* _Task to carry out_
Without further comment, state how many lines in the listing below contain the word "Whale".

* _Supplied data_
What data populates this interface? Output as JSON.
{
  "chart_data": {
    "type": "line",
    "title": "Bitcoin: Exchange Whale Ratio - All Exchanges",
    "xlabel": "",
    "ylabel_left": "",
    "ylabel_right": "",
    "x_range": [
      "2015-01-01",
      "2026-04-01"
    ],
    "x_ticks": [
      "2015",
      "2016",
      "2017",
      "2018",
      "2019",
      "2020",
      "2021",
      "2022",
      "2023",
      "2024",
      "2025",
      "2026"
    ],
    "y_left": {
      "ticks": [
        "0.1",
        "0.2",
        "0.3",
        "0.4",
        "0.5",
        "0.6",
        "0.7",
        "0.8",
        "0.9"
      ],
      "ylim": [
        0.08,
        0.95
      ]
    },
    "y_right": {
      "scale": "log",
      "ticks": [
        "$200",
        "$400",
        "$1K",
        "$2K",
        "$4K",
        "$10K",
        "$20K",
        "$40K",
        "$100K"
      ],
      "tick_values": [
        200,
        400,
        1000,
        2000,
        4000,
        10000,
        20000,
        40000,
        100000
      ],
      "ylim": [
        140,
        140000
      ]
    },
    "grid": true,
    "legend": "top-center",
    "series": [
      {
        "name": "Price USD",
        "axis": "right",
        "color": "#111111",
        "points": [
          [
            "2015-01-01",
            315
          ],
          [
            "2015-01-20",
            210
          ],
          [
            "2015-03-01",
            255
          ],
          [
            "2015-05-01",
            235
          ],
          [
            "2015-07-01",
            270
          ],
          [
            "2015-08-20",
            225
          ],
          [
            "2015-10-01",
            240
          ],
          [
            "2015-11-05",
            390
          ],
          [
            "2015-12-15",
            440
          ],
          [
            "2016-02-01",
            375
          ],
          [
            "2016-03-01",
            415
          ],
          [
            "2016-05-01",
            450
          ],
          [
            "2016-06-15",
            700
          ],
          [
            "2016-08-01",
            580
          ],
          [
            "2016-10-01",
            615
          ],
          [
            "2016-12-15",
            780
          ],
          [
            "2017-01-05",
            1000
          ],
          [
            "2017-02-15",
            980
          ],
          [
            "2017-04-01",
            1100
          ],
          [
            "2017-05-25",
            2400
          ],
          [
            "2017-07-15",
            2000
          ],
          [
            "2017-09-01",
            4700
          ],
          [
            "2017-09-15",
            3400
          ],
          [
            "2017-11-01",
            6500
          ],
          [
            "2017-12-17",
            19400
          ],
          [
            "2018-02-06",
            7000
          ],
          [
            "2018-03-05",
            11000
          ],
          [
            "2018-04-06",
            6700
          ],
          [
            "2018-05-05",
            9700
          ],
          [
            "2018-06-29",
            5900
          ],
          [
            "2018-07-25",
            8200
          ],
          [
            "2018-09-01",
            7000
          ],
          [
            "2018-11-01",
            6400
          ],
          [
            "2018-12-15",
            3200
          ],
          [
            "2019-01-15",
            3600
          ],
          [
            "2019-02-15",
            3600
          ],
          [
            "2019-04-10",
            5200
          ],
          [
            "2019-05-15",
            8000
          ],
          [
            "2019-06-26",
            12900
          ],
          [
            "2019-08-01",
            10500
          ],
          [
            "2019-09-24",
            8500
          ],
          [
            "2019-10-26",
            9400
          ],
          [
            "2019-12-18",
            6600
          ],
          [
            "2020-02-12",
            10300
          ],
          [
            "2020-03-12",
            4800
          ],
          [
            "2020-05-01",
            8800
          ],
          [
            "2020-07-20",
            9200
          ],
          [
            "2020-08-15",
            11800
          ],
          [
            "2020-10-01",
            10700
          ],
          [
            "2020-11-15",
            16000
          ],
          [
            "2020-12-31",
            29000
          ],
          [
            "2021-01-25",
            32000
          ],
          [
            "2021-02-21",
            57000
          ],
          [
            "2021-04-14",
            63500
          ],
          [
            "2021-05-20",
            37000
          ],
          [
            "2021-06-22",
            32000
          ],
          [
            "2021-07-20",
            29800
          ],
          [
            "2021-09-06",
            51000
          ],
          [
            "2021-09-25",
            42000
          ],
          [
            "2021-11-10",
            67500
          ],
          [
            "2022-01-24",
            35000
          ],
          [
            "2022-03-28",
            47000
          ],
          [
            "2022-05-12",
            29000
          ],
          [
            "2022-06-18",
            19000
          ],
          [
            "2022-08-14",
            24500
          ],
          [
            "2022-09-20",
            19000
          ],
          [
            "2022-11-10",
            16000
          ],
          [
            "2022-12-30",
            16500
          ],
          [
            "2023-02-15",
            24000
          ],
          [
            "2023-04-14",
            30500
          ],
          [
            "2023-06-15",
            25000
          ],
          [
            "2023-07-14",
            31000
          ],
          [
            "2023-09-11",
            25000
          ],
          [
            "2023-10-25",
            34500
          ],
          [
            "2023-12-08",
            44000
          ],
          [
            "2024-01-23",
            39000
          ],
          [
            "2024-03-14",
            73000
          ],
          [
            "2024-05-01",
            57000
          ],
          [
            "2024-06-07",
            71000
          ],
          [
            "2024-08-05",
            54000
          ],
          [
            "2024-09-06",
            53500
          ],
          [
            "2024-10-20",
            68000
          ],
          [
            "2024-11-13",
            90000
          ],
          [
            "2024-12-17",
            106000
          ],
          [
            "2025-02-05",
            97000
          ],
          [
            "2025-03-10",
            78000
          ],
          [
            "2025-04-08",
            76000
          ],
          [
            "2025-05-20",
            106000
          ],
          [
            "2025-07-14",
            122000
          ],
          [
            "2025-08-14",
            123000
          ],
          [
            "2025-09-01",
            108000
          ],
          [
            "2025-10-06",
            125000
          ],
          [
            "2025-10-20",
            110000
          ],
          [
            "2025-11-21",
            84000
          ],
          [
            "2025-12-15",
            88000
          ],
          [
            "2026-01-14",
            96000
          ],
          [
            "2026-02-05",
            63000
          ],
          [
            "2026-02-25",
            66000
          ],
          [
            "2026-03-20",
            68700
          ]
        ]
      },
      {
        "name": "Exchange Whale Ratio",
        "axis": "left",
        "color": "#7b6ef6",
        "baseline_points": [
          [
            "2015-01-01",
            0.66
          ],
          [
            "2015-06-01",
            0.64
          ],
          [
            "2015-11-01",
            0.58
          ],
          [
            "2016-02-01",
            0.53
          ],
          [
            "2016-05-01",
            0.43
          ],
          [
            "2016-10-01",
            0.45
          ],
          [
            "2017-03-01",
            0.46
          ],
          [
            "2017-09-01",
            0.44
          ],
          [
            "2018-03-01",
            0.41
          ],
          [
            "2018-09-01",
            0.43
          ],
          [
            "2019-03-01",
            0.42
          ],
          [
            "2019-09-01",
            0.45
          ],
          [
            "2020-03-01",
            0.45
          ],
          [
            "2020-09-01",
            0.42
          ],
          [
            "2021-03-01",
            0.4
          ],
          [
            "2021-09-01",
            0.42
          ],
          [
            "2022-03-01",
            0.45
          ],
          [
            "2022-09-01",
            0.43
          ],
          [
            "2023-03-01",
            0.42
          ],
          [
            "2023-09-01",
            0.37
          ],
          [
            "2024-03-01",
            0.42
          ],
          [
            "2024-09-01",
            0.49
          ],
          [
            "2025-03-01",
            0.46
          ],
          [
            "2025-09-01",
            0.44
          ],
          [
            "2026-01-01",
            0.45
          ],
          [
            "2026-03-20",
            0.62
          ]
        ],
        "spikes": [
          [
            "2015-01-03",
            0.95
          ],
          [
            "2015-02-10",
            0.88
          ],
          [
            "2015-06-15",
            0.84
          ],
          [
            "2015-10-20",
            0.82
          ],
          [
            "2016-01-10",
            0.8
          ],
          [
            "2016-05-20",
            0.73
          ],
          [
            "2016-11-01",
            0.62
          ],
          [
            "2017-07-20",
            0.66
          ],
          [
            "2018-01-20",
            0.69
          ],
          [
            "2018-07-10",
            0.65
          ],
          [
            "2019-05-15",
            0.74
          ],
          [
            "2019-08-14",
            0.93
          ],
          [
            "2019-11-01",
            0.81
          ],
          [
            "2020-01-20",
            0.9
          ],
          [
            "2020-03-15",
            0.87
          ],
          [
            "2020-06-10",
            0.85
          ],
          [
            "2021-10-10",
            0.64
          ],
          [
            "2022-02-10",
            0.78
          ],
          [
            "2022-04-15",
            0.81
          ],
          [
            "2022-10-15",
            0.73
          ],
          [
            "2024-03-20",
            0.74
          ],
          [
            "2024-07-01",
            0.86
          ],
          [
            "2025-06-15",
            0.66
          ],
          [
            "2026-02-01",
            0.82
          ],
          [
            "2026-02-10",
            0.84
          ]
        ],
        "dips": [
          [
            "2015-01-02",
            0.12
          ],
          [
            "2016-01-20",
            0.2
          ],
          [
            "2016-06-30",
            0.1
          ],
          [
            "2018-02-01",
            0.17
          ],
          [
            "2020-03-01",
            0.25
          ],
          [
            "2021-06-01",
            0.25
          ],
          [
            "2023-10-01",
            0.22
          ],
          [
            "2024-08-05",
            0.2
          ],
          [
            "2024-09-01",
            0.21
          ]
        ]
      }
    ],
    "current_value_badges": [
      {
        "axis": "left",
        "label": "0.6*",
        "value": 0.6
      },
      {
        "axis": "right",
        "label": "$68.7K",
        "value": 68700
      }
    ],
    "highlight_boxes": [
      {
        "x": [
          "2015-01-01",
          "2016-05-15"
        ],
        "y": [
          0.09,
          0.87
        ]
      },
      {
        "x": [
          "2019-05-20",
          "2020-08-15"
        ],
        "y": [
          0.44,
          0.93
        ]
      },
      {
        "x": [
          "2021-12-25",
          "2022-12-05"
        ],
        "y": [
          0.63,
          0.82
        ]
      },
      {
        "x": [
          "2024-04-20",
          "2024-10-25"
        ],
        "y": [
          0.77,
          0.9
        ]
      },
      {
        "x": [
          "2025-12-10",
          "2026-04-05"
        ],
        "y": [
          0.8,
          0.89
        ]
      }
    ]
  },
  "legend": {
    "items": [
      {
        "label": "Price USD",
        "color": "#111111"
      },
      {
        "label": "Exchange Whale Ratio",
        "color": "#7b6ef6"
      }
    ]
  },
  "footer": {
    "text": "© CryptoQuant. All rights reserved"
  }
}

* _Final answer_
3